▶ [SUPPLIED PASSAGE]
YouTube uses MySQL to store metadata. Early on they hit a Linux kernel issue which prioritized the page cache higher than app data, it swapped out the app data, totally overwhelming the system. They recovered from this by removing the swap partition (while live!). This worked.

YouTube uses Memcached.

To scale out the database, they first used MySQL replication. Like everyone else that goes down this path, they eventually reach a point where replicating the writes to all the DBs, uses up all the capacity of the slaves. They also hit a issue with threading and replication, which they worked around with a very clever “cache primer thread” working a second or so ahead of the replication thread, prefetching the data it would need.

As the replicate-one-DB approach faltered, they resorted to various desperate measures, such as splitting the video watching in to a separate set of replicas, intentionally allowing the non-video-serving parts of YouTube to perform badly so as to focus on serving videos.

Their initial MySQL DB server configuration had 10 disks in a RAID10. This does not work very well, because the DB/OS can’t take advantage of the multiple disks in parallel. They moved to a set of RAID1s, appended together. In my experience, this is better, but still not great. An approach that usually works even better is to intentionally split different data on to different RAIDs: for example, a RAID for the OS / application, a RAID for the DB logs, one or more RAIDs for the DB table (uses “tablespaces” to get your #1 busiest table on separate spindles from your #2 busiest table), one or more RAID for index, etc. Big-iron Oracle installation sometimes take this approach to extremes; the same thing can be done with free DBs on free OSs also.

In spite of all these effort, they reached a point where replication of one large DB was no longer able to keep up. Like everyone else, they figured out that the solution database partitioning in to “shards”. This spread reads and writes in to many different databases (on different servers) that are not all running each other’s writes. The result is a large performance boost, better cache locality, etc. YouTube reduced their total DB hardware by 30% in the process.

It is important to divide users across shards by a controllable lookup mechanism, not only by a hash of the username/ID/whatever, so that you can rebalance shards incrementally.

An interesting DMCA issue: YouTube complies with takedown requests; but sometimes the videos are cached way out on the “edge” of the network (their caches, and other people’s caches), so its hard to get a video to disappear globally right away. This sometimes angers content owners.

Early on, YouTube leased their hardware.

▶ [TASK 1] Please print the part of the YouTube scaling notes that opens with the words containing "YouTube uses MySQL" and closes with "YouTube uses Memcached.".
▶ [TASK 2] Summarize the YouTube scaling notes in two sentences.

▶ [SUPPLIED MATERIAL]
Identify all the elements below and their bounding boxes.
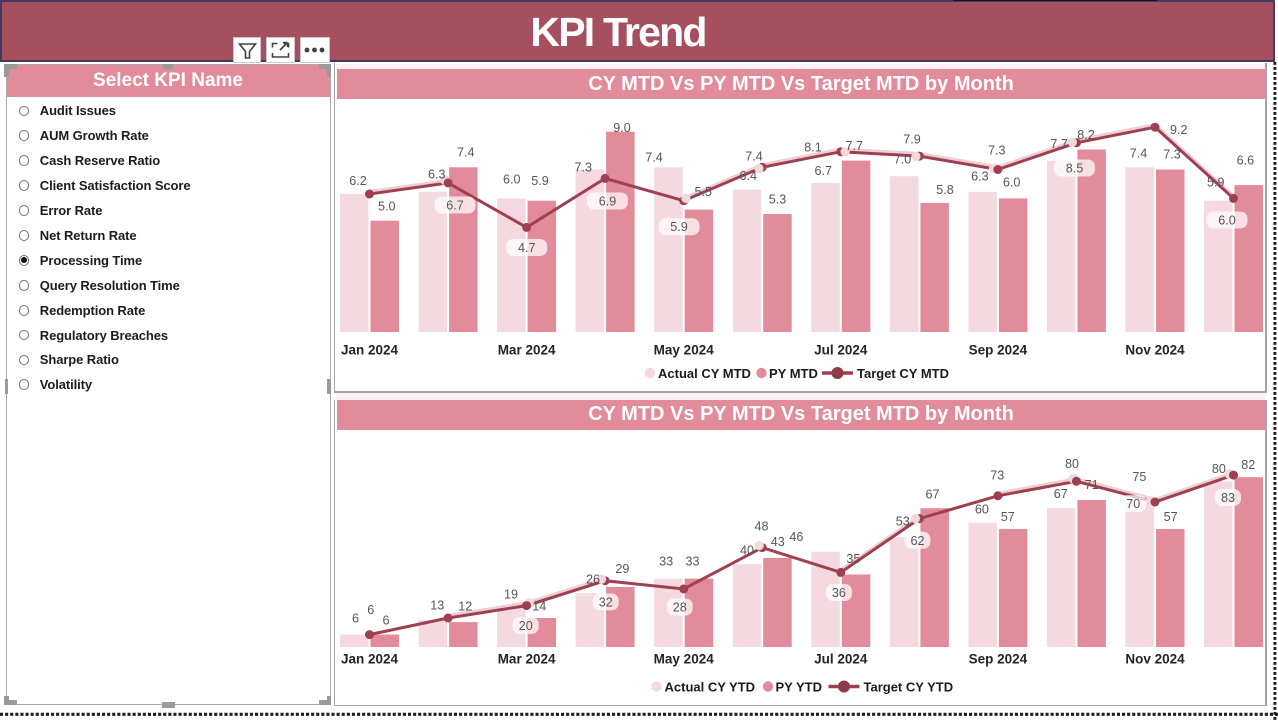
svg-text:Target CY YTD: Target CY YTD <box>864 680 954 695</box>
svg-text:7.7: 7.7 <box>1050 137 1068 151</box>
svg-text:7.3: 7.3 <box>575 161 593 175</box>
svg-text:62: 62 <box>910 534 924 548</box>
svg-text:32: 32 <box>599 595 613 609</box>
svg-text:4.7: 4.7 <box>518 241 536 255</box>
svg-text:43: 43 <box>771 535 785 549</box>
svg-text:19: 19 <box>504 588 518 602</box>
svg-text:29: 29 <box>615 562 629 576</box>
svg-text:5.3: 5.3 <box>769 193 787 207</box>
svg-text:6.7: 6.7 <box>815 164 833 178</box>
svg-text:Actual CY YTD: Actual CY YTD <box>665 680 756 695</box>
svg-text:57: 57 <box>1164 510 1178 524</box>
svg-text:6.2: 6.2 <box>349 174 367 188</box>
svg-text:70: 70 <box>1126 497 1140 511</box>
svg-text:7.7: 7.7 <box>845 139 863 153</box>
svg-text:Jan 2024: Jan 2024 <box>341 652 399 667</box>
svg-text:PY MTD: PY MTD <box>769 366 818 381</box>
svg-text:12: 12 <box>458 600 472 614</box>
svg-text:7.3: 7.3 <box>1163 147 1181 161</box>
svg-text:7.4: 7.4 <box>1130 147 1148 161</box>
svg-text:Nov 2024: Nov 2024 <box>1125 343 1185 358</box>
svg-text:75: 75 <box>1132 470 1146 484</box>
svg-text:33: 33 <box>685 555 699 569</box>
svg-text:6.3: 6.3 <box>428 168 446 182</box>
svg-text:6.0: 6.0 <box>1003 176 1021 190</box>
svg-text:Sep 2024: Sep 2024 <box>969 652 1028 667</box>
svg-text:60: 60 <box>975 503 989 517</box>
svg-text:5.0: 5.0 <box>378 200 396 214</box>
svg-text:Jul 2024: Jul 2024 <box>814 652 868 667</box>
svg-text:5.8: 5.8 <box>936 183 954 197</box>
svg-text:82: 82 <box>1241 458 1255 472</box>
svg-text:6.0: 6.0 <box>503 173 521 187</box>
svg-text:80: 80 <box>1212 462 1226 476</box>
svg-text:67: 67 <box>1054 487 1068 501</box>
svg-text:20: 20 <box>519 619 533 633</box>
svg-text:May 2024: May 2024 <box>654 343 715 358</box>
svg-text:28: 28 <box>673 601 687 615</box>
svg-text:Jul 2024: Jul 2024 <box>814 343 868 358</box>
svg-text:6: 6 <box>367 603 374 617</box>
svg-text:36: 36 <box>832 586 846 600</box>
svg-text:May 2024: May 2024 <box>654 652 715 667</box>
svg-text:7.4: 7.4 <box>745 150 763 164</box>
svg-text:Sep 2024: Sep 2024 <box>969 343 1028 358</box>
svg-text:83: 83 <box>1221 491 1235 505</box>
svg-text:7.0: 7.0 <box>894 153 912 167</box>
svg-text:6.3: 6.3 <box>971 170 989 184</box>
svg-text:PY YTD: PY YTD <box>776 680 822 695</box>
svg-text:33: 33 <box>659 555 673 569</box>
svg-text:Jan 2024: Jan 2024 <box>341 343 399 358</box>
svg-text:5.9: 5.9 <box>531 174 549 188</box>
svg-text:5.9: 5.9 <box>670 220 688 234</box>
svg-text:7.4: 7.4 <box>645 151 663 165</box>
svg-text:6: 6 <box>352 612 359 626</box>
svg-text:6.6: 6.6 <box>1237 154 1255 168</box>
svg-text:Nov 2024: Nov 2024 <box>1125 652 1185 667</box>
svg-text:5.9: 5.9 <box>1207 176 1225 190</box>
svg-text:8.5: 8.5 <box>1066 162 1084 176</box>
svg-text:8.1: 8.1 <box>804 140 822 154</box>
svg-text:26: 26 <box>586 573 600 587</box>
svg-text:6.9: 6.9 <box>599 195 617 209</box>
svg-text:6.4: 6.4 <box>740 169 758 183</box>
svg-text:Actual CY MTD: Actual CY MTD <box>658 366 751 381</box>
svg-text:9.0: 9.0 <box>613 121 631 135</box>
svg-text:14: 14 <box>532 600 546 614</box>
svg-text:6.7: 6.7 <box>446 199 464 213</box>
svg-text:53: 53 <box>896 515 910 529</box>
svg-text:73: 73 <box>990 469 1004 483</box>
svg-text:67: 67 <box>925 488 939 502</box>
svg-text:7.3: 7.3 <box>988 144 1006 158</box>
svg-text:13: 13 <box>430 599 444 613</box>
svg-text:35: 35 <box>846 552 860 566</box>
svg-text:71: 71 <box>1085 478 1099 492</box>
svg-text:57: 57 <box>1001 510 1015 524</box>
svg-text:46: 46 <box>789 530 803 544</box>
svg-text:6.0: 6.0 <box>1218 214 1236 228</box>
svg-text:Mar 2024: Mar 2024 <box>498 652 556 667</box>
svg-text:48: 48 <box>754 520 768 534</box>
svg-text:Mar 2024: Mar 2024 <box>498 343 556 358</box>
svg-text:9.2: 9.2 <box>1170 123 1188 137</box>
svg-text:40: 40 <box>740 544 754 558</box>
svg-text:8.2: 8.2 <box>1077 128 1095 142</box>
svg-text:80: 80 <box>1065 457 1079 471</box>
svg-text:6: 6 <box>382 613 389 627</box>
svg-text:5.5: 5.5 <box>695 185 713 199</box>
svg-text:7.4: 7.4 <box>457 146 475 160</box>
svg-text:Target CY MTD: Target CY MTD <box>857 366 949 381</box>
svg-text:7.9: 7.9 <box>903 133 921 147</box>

▶ [EXERCISE OUTPUT 1]
YouTube uses MySQL to store metadata. Early on they hit a Linux kernel issue which prioritized the page cache higher than app data, it swapped out the app data, totally overwhelming the system. They recovered from this by removing the swap partition (while live!). This worked.

YouTube uses Memcached.

▶ [EXERCISE OUTPUT 2] YouTube stored its metadata in MySQL and scaled it first through replication, but replicating writes eventually used up the slaves' capacity and could no longer keep up. YouTube then partitioned the database into shards, which brought a large performance boost and reduced its total DB hardware by 30%.